Sunday: Woke up at 10, showered, and now I'm still in Charlotte's apartment, she's at work, and getting ready to drive back to Chapel Hill.

This weekend has been really great. I was so excited to get away for a little bit and hang with Charlotte, it's always so worry-free and nice, we can do what we want and it's always a good time. I love it. I'm so glad I did it. I only have one more weekend before I go on vacation. This summer is running out, just as I imagined it would. I'm having fun though, and that's the important thing. I know the rest of the summer is gonna be awesome, as will be fall semester. I can't wait.

My back is really hurting, it's just getting worse. But I'm going to the Physical Therapist tomorrow, so I think's it okay. And I think everything is okay. I love summer.

July 09, 2004

word.

I failed to mention earlier that damn. patrick swayze is dirty dancin HOTTTT. And I realize it every freaking time I watch the movie. Come on people, you musttt agree.

July 06, 2004

just take some time

Today, I discovered that kiwi and watermelon is an irresistible mixture, and I love it. It's the color of Christmas but the feeling of summer. It was the highlight of my day.

I want my comfort back. I want to drive in the car and sing to my favorite unknown, only knowing that my passenger knows and loves all the words too. I want to watch a day's worth of television, even when there is something better to do. I want to pick out two obscure movies that neither of us have seen and fall asleep watching them. I want to complain about the worst people and boast about the best. I want to sleep until no one cares. I want to explain nothing because we both know what is already there.

▸ **Problems to solve**:
1) In the diary entries, which fruit mix did the writer call the highlight of the day?
2) Continue the diary entries from the point where they stop.

▸ **Dataset**:

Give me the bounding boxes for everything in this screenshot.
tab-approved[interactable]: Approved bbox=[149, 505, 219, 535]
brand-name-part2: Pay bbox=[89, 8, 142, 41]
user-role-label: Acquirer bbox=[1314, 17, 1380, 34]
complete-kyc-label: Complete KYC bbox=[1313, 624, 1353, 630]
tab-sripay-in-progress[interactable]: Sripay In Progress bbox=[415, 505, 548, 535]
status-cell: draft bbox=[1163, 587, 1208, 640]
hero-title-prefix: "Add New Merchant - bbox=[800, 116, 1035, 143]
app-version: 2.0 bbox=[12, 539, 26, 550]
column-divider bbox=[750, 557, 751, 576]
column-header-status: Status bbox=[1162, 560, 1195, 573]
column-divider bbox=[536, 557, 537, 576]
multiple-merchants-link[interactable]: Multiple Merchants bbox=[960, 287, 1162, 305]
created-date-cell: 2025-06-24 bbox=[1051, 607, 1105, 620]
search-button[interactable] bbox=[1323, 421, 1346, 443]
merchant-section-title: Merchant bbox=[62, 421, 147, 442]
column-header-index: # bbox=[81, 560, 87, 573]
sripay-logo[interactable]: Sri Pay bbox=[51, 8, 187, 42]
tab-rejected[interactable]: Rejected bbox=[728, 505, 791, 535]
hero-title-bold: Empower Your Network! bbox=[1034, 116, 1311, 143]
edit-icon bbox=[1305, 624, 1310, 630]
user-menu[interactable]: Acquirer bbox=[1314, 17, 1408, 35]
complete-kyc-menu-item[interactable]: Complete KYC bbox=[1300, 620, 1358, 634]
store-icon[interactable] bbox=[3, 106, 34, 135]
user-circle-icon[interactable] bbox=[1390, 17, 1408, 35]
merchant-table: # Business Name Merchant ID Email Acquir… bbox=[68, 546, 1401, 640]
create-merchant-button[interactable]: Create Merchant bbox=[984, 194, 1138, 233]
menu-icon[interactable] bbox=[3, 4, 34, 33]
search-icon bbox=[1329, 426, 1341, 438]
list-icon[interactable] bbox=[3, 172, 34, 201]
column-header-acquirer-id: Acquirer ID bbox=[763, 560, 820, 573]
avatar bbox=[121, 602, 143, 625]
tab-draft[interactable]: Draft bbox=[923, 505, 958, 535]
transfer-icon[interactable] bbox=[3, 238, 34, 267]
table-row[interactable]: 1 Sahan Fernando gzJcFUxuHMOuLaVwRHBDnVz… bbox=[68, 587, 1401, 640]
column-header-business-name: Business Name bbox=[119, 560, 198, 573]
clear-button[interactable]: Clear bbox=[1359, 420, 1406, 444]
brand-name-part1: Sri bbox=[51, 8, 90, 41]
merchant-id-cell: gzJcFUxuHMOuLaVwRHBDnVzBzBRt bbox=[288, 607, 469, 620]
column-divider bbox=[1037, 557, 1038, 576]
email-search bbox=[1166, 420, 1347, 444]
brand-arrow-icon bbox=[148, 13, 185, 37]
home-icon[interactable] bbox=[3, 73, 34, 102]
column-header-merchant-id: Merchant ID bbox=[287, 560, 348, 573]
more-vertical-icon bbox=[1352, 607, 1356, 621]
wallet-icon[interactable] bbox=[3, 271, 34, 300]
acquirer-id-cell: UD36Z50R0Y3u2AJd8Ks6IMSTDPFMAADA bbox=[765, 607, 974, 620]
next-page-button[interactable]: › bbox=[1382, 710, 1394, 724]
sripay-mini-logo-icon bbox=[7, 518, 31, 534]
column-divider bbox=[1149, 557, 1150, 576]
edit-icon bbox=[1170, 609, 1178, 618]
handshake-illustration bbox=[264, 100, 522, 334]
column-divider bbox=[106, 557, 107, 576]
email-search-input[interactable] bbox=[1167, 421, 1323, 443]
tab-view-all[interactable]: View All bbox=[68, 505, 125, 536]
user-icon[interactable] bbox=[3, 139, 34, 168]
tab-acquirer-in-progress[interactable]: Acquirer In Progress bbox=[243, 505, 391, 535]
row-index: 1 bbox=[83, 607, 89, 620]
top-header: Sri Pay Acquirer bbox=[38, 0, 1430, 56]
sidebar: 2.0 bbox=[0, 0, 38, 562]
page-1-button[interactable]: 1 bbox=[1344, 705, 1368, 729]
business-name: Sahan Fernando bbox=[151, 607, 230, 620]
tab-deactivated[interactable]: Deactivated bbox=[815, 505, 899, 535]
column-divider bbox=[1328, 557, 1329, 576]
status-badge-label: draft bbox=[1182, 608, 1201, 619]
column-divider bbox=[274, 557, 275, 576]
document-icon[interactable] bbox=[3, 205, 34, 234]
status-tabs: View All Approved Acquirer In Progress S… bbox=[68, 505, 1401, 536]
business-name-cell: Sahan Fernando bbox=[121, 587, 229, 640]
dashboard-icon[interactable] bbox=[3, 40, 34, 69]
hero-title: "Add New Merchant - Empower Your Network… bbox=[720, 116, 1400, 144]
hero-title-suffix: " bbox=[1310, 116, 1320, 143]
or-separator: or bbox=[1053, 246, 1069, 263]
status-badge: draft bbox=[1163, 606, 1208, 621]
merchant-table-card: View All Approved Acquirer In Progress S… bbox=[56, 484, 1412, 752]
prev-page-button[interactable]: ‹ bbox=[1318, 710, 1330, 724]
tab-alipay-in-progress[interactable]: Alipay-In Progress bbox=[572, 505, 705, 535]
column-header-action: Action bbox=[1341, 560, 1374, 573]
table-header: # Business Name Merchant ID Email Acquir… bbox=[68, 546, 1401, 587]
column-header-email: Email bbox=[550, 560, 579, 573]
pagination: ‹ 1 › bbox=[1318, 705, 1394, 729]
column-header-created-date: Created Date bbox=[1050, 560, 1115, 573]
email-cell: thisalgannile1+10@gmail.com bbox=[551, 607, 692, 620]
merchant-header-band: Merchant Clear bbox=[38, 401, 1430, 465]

▸ **Results for each task**:
1) Kiwi and watermelon.

2)
Everything is beginning to be nothing but wishes. A lot of what I wanted then is what I have now, and yet I miss what I had then. There is no specific "now" and "then", it just is. And I know that I can't and don't truly want to escape everything of now. But I need time to let my overwhelmed mind reorganize. Let it process before it explodes. I need to be honest to myself and to everyone. It takes time and space.

July 01, 2004

hmm.

You meet some interesting folk on the Chapel Hill Transit system. Yesterday, I encountered a young "couple" at the Varsity Theatre stop. The boy was wearing a bowtie around his neck. He kept kicking my seat on the bus. Today, I saw them again. This time, the girl was wearing the bowtie. And the boy asked me what BL stands for. They seemed to have an interesting relationship.

I want to go to the North Atlantic Shore and find a bright blue baby lobster, because they do exist.